Record list:

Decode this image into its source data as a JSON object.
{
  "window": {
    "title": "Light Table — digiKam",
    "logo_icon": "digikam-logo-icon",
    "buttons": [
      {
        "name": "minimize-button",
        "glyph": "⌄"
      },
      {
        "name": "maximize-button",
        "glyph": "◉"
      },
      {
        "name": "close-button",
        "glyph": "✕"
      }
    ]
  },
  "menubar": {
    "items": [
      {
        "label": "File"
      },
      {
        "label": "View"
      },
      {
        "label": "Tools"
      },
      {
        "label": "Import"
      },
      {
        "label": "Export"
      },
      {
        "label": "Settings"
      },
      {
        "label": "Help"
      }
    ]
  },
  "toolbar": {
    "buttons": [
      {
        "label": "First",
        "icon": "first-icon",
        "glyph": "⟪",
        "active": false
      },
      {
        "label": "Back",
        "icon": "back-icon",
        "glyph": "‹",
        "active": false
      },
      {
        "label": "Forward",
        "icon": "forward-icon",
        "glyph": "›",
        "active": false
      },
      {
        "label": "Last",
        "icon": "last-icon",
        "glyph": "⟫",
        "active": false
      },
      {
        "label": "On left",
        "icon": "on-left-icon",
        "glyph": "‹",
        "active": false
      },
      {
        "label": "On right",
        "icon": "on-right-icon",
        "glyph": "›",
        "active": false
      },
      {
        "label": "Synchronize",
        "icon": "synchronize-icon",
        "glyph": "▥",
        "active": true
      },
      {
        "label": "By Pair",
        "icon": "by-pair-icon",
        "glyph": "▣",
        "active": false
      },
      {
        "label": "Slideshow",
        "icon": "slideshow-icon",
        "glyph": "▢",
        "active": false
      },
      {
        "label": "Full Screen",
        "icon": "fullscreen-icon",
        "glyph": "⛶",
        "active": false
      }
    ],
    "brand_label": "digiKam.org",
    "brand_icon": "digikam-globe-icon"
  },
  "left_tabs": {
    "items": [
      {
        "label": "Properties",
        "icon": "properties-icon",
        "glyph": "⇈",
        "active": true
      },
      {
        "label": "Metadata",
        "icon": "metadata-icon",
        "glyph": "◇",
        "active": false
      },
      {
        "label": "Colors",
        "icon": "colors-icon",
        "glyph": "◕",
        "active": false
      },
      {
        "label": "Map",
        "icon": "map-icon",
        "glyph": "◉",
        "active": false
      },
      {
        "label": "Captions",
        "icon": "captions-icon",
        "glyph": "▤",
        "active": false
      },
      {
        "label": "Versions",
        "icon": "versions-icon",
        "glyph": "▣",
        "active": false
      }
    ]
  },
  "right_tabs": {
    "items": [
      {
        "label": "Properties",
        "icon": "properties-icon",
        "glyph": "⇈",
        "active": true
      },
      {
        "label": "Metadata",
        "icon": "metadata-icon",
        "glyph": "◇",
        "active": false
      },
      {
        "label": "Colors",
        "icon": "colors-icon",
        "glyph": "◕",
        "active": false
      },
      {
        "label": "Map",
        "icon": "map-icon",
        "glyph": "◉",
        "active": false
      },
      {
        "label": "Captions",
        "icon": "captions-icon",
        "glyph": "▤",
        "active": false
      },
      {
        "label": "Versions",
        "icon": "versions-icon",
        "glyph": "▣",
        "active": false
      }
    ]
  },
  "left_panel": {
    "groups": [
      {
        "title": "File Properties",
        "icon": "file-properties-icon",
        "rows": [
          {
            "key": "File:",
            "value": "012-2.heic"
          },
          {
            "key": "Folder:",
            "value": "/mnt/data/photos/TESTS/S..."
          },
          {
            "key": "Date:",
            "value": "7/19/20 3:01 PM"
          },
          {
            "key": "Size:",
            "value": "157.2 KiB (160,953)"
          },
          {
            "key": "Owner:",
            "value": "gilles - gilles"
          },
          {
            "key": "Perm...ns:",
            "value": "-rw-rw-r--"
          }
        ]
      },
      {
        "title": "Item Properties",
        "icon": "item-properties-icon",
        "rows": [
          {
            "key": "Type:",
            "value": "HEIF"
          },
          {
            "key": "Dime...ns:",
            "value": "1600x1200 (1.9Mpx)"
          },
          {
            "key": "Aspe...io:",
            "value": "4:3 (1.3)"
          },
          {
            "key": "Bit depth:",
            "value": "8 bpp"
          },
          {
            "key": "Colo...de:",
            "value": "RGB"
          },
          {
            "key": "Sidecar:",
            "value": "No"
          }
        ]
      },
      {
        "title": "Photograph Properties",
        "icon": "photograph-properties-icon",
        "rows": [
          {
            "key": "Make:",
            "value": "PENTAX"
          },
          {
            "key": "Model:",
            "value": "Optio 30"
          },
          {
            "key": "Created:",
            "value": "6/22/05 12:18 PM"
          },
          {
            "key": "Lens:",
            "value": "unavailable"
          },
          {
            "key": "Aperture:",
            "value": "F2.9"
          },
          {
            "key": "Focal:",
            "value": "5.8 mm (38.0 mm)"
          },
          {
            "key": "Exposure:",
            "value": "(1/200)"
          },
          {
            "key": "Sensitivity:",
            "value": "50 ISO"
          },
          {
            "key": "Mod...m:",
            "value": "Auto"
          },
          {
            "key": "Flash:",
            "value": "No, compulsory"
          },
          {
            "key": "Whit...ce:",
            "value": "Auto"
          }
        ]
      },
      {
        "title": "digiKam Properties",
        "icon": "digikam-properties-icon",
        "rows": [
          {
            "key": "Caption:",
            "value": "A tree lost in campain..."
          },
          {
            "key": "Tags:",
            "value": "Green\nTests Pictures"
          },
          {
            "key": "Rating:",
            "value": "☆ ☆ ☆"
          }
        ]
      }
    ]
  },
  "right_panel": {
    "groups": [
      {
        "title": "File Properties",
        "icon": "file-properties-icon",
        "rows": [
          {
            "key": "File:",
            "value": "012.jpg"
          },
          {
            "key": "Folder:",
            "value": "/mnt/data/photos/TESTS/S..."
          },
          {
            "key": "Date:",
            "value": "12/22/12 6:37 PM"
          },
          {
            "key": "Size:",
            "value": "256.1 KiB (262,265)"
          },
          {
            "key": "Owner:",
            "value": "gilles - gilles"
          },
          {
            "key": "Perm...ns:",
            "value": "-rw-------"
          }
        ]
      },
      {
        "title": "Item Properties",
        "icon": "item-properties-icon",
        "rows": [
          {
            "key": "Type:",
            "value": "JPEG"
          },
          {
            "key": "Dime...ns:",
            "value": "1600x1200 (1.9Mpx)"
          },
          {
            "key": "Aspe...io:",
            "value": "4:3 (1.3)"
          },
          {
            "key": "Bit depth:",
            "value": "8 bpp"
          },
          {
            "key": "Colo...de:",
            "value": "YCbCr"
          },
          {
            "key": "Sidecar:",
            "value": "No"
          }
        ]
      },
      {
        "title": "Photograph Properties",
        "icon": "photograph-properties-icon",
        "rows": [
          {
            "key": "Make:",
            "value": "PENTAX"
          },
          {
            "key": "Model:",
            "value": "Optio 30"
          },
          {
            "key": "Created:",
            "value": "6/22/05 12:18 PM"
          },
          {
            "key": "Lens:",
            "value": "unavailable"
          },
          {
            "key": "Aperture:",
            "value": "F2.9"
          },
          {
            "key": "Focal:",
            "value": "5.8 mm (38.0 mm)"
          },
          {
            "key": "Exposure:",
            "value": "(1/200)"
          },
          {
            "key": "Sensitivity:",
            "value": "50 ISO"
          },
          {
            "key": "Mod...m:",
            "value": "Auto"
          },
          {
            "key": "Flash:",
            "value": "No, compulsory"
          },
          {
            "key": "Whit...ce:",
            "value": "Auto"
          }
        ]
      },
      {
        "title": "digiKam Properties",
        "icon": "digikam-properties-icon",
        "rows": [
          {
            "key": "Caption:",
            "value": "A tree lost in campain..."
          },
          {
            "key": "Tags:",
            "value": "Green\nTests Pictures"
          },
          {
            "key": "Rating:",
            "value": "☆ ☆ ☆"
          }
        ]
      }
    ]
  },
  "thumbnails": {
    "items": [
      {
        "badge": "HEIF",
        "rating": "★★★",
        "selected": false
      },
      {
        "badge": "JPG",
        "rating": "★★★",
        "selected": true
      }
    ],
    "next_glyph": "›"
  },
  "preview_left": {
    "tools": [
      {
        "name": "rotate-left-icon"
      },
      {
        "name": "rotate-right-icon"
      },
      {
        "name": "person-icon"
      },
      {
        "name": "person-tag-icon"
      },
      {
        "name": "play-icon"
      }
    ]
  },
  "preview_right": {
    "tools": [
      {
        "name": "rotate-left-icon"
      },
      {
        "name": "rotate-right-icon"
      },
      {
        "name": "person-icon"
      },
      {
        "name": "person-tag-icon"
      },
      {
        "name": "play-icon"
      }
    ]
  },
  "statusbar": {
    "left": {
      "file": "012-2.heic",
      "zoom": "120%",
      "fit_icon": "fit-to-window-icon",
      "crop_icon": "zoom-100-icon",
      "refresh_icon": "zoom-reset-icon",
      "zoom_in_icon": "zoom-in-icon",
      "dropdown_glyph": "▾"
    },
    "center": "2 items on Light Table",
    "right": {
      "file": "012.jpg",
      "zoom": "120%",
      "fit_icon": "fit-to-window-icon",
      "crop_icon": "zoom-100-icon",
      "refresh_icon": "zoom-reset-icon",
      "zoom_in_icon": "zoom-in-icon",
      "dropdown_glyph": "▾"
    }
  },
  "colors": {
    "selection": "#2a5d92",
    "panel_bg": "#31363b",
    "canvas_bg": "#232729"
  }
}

Exercise brief:
From the listing above, pick out each line where the word "Light" appears.

Solution for this exercise:
    "title": "Light Table — digiKam",
    "center": "2 items on Light Table",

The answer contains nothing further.